### Problem to solve
Skip the pictures. Transcribe the rest of the data below without changing a word.

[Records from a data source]
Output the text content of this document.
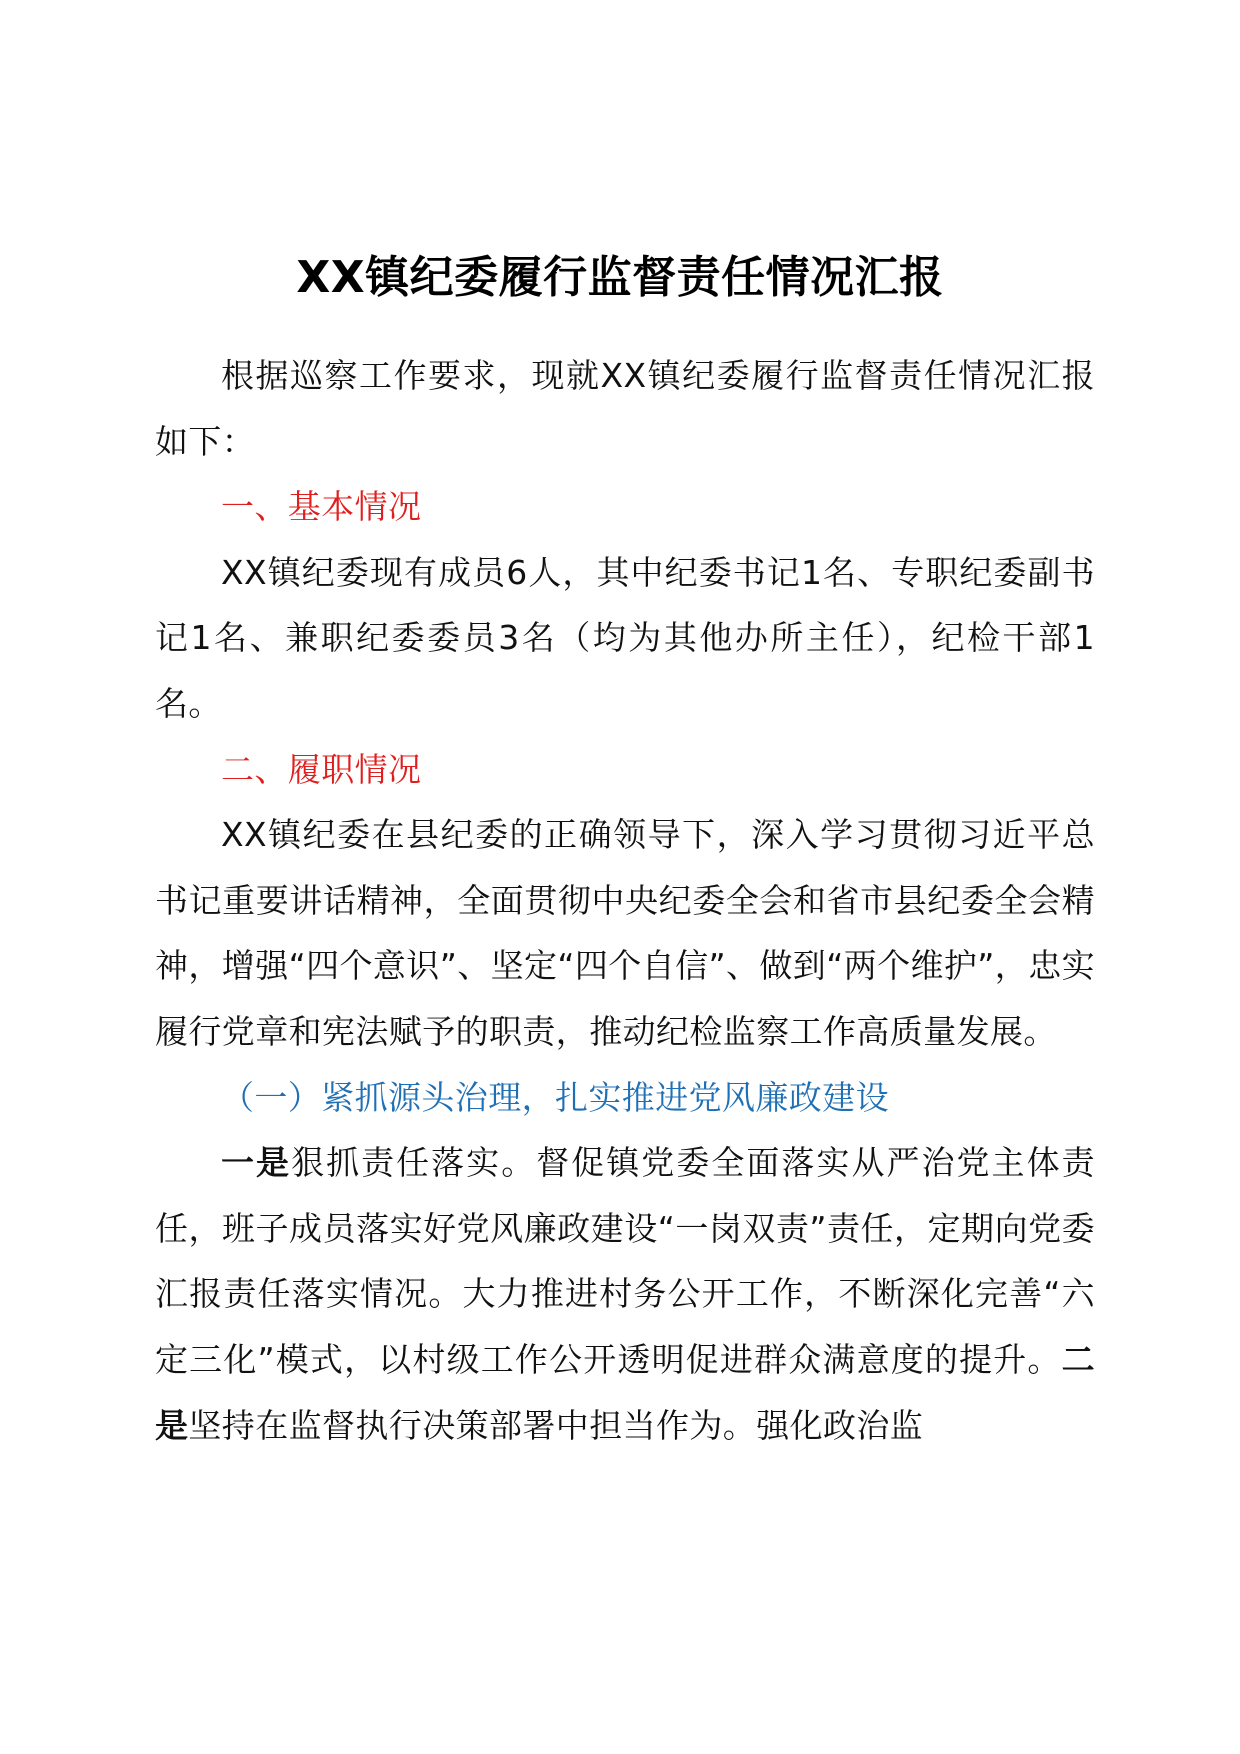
XX镇纪委履行监督责任情况汇报

根据巡察工作要求，现就XX镇纪委履行监督责任情况汇报如下：

一、基本情况

XX镇纪委现有成员6人，其中纪委书记1名、专职纪委副书记1名、兼职纪委委员3名（均为其他办所主任），纪检干部1名。

二、履职情况

XX镇纪委在县纪委的正确领导下，深入学习贯彻习近平总书记重要讲话精神，全面贯彻中央纪委全会和省市县纪委全会精神，增强“四个意识”、坚定“四个自信”、做到“两个维护”，忠实履行党章和宪法赋予的职责，推动纪检监察工作高质量发展。

（一）紧抓源头治理，扎实推进党风廉政建设

一是狠抓责任落实。督促镇党委全面落实从严治党主体责任，班子成员落实好党风廉政建设“一岗双责”责任，定期向党委汇报责任落实情况。大力推进村务公开工作，不断深化完善“六定三化”模式，以村级工作公开透明促进群众满意度的提升。二是坚持在监督执行决策部署中担当作为。强化政治监
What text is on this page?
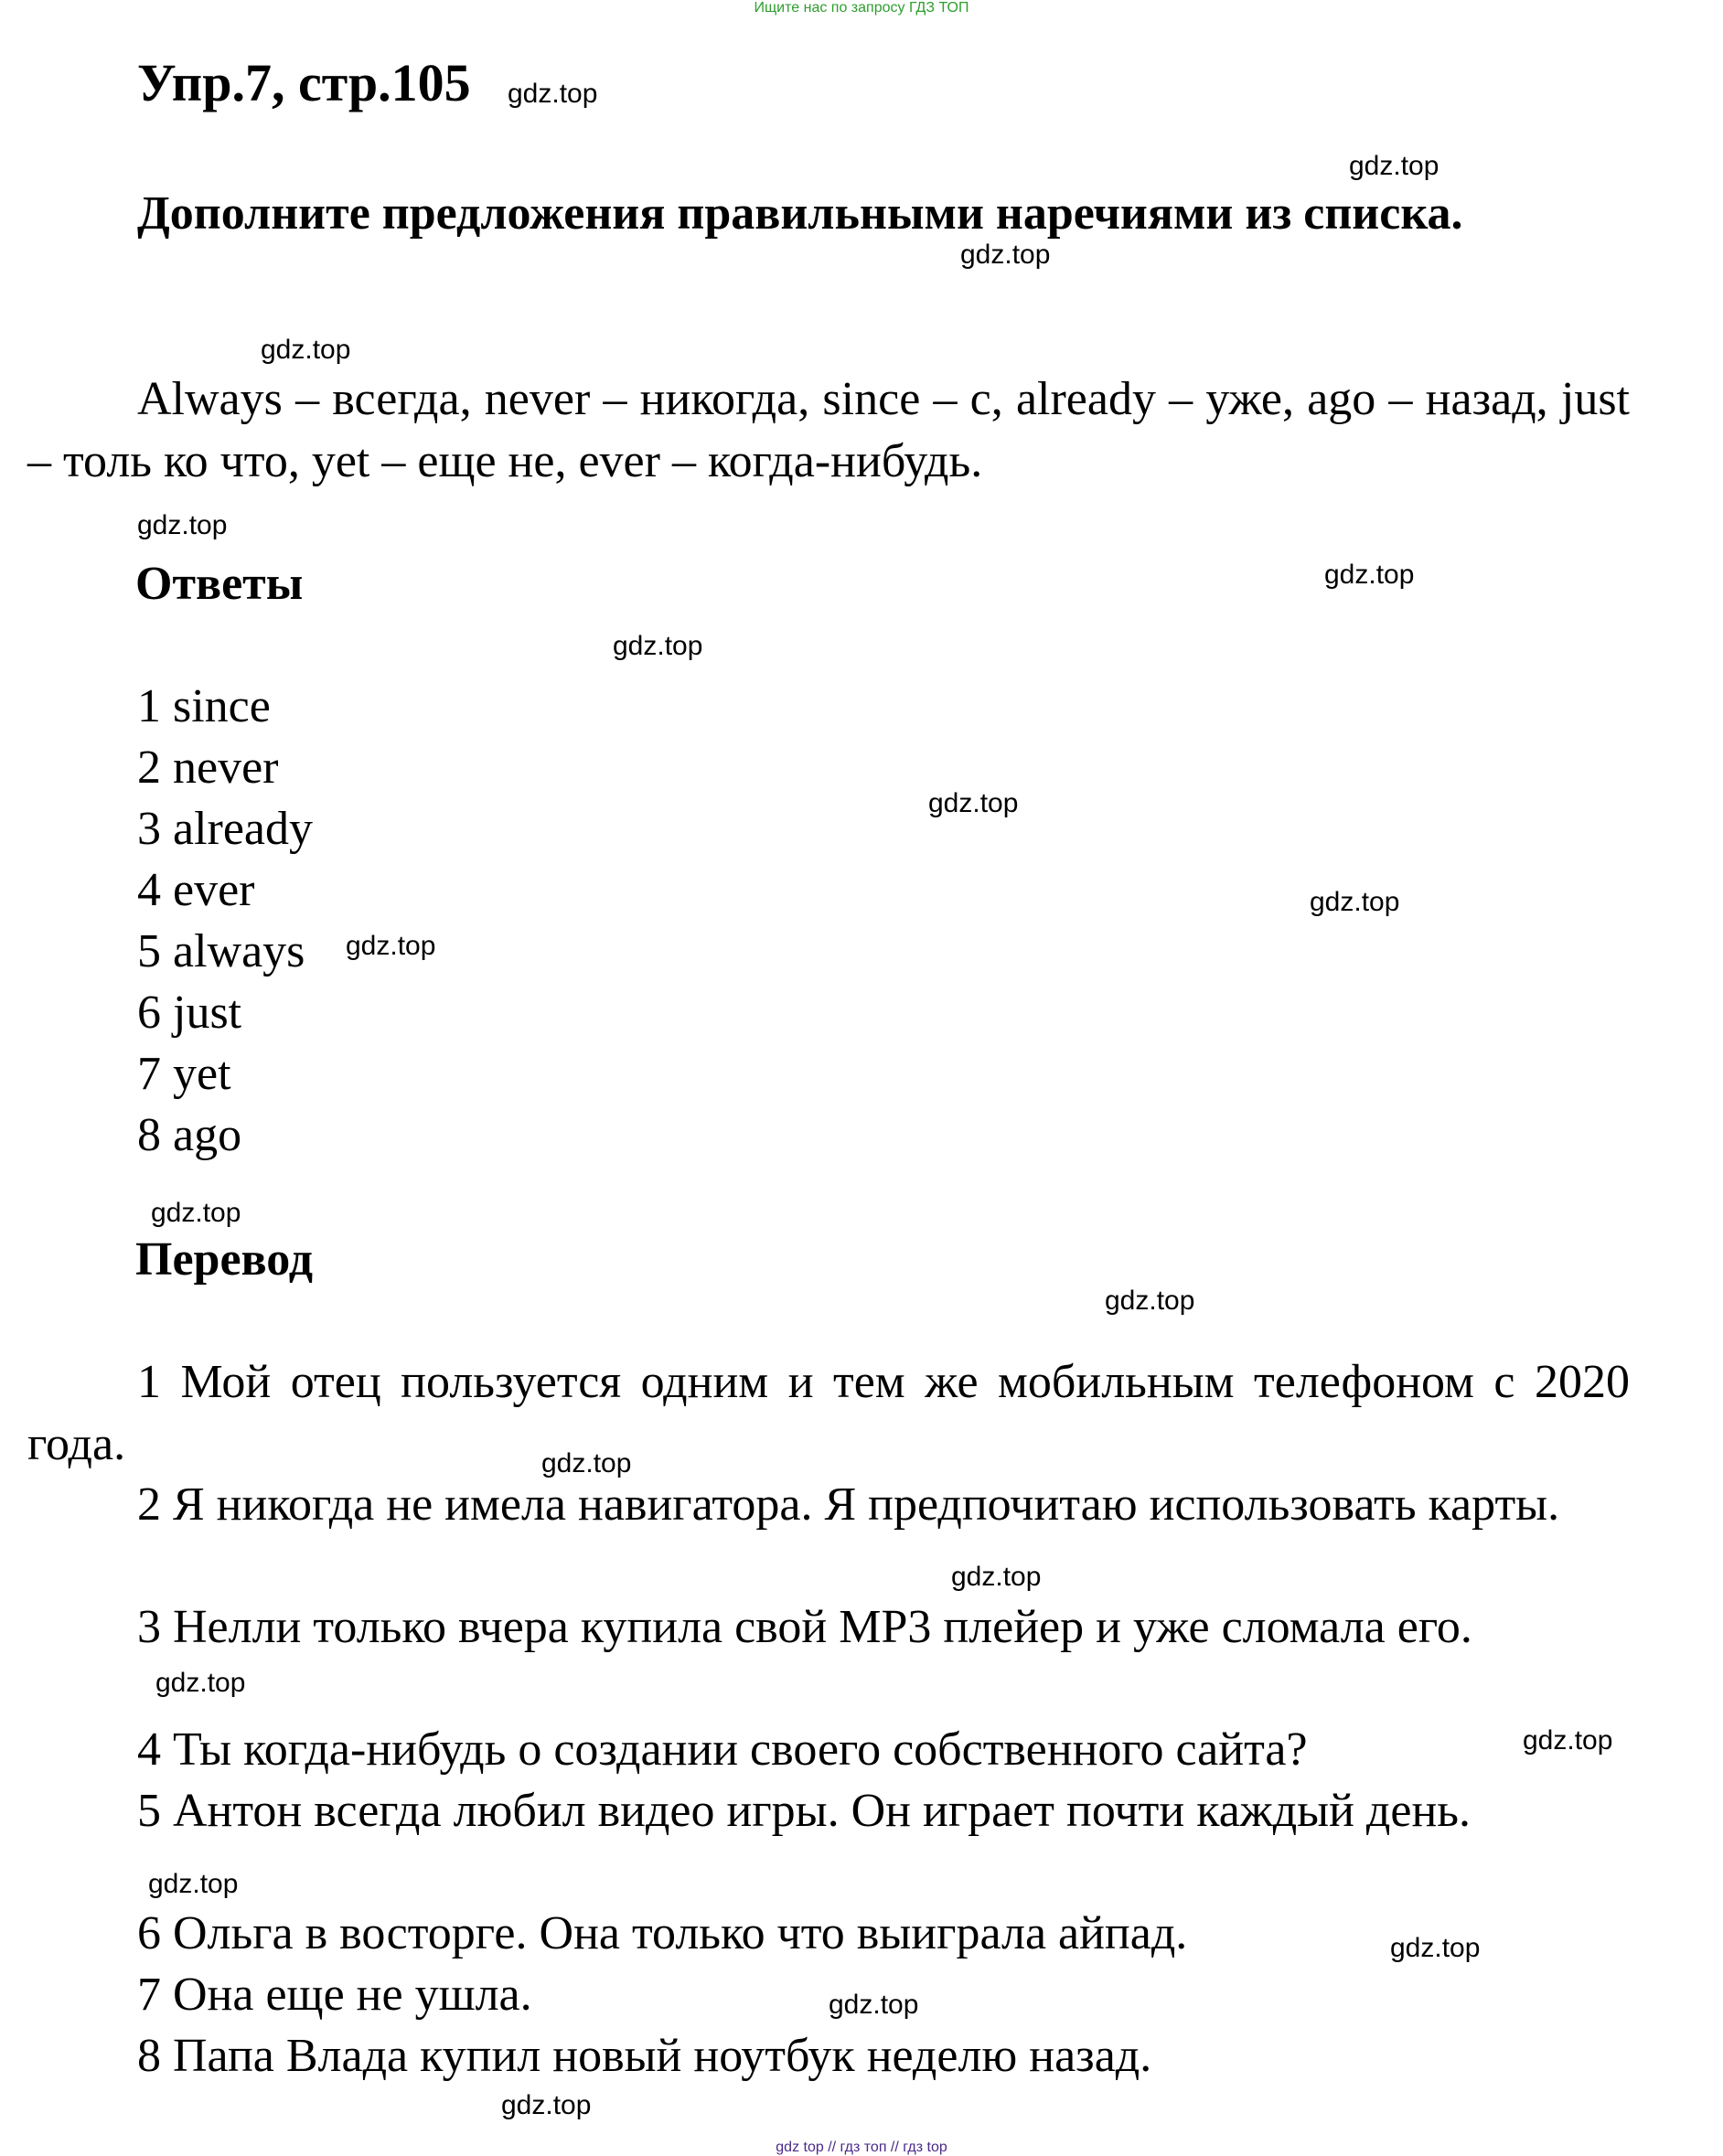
Ищите нас по запросу ГДЗ ТОП
Упр.7, стр.105
Дополните предложения правильными наречиями из списка.
Always – всегда, never – никогда, since – с, already – уже, ago – назад, just – толь ко что, yet – еще не, ever – когда-нибудь.
Ответы
1 since
2 never
3 already
4 ever
5 always
6 just
7 yet
8 ago
Перевод
1 Мой отец пользуется одним и тем же мобильным телефоном с 2020 года.
2 Я никогда не имела навигатора. Я предпочитаю использовать карты.
3 Нелли только вчера купила свой MP3 плейер и уже сломала его.
4 Ты когда-нибудь о создании своего собственного сайта?
5 Антон всегда любил видео игры. Он играет почти каждый день.
6 Ольга в восторге. Она только что выиграла айпад.
7 Она еще не ушла.
8 Папа Влада купил новый ноутбук неделю назад.
gdz.top
gdz.top
gdz.top
gdz.top
gdz.top
gdz.top
gdz.top
gdz.top
gdz.top
gdz.top
gdz.top
gdz.top
gdz.top
gdz.top
gdz.top
gdz.top
gdz.top
gdz.top
gdz.top
gdz.top
gdz top // гдз топ // гдз top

### The response
Output the text content of this document.
XX镇纪委履行监督责任情况汇报

根据巡察工作要求，现就XX镇纪委履行监督责任情况汇报如下：

一、基本情况

XX镇纪委现有成员6人，其中纪委书记1名、专职纪委副书记1名、兼职纪委委员3名（均为其他办所主任），纪检干部1名。

二、履职情况

XX镇纪委在县纪委的正确领导下，深入学习贯彻习近平总书记重要讲话精神，全面贯彻中央纪委全会和省市县纪委全会精神，增强“四个意识”、坚定“四个自信”、做到“两个维护”，忠实履行党章和宪法赋予的职责，推动纪检监察工作高质量发展。

（一）紧抓源头治理，扎实推进党风廉政建设

一是狠抓责任落实。督促镇党委全面落实从严治党主体责任，班子成员落实好党风廉政建设“一岗双责”责任，定期向党委汇报责任落实情况。大力推进村务公开工作，不断深化完善“六定三化”模式，以村级工作公开透明促进群众满意度的提升。二是坚持在监督执行决策部署中担当作为。强化政治监
What text is on this page?
Ищите нас по запросу ГДЗ ТОП
Упр.7, стр.105
Дополните предложения правильными наречиями из списка.
Always – всегда, never – никогда, since – с, already – уже, ago – назад, just – толь ко что, yet – еще не, ever – когда-нибудь.
Ответы
1 since
2 never
3 already
4 ever
5 always
6 just
7 yet
8 ago
Перевод
1 Мой отец пользуется одним и тем же мобильным телефоном с 2020 года.
2 Я никогда не имела навигатора. Я предпочитаю использовать карты.
3 Нелли только вчера купила свой MP3 плейер и уже сломала его.
4 Ты когда-нибудь о создании своего собственного сайта?
5 Антон всегда любил видео игры. Он играет почти каждый день.
6 Ольга в восторге. Она только что выиграла айпад.
7 Она еще не ушла.
8 Папа Влада купил новый ноутбук неделю назад.
gdz.top
gdz.top
gdz.top
gdz.top
gdz.top
gdz.top
gdz.top
gdz.top
gdz.top
gdz.top
gdz.top
gdz.top
gdz.top
gdz.top
gdz.top
gdz.top
gdz.top
gdz.top
gdz.top
gdz.top
gdz top // гдз топ // гдз top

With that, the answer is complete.